──────── RECORDS TO USE ────────

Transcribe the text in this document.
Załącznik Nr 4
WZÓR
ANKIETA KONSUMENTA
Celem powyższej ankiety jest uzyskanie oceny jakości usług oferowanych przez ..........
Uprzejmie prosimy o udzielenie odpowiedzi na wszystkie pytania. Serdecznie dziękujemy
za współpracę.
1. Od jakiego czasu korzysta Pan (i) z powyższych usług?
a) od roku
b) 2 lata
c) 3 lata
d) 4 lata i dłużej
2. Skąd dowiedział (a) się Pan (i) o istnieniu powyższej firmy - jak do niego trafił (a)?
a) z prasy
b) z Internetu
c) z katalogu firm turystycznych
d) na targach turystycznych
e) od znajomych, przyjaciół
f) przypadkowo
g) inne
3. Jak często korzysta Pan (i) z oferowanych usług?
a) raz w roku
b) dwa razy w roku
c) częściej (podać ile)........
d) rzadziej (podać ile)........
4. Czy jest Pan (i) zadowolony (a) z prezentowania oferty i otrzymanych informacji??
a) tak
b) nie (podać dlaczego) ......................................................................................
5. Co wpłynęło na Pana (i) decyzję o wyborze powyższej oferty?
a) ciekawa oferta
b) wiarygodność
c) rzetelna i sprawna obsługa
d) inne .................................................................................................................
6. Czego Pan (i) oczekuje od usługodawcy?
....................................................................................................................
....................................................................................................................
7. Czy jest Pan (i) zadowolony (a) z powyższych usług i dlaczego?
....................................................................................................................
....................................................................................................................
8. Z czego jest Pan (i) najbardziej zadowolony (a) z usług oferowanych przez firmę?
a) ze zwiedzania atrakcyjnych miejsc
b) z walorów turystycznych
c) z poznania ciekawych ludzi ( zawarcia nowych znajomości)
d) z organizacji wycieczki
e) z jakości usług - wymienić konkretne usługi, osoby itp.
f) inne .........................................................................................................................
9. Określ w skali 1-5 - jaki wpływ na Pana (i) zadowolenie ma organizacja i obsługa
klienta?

────────

*THE PROBLEM*: Extract each line of the listing above, copying it word for word.

*SOLUTION TO THIS TASK*:
Transcribe the text in this document.
Załącznik Nr 4
WZÓR
ANKIETA KONSUMENTA
Celem powyższej ankiety jest uzyskanie oceny jakości usług oferowanych przez ..........
Uprzejmie prosimy o udzielenie odpowiedzi na wszystkie pytania. Serdecznie dziękujemy
za współpracę.
1. Od jakiego czasu korzysta Pan (i) z powyższych usług?
a) od roku
b) 2 lata
c) 3 lata
d) 4 lata i dłużej
2. Skąd dowiedział (a) się Pan (i) o istnieniu powyższej firmy - jak do niego trafił (a)?
a) z prasy
b) z Internetu
c) z katalogu firm turystycznych
d) na targach turystycznych
e) od znajomych, przyjaciół
f) przypadkowo
g) inne
3. Jak często korzysta Pan (i) z oferowanych usług?
a) raz w roku
b) dwa razy w roku
c) częściej (podać ile)........
d) rzadziej (podać ile)........
4. Czy jest Pan (i) zadowolony (a) z prezentowania oferty i otrzymanych informacji??
a) tak
b) nie (podać dlaczego) ......................................................................................
5. Co wpłynęło na Pana (i) decyzję o wyborze powyższej oferty?
a) ciekawa oferta
b) wiarygodność
c) rzetelna i sprawna obsługa
d) inne .................................................................................................................
6. Czego Pan (i) oczekuje od usługodawcy?
....................................................................................................................
....................................................................................................................
7. Czy jest Pan (i) zadowolony (a) z powyższych usług i dlaczego?
....................................................................................................................
....................................................................................................................
8. Z czego jest Pan (i) najbardziej zadowolony (a) z usług oferowanych przez firmę?
a) ze zwiedzania atrakcyjnych miejsc
b) z walorów turystycznych
c) z poznania ciekawych ludzi ( zawarcia nowych znajomości)
d) z organizacji wycieczki
e) z jakości usług - wymienić konkretne usługi, osoby itp.
f) inne .........................................................................................................................
9. Określ w skali 1-5 - jaki wpływ na Pana (i) zadowolenie ma organizacja i obsługa
klienta?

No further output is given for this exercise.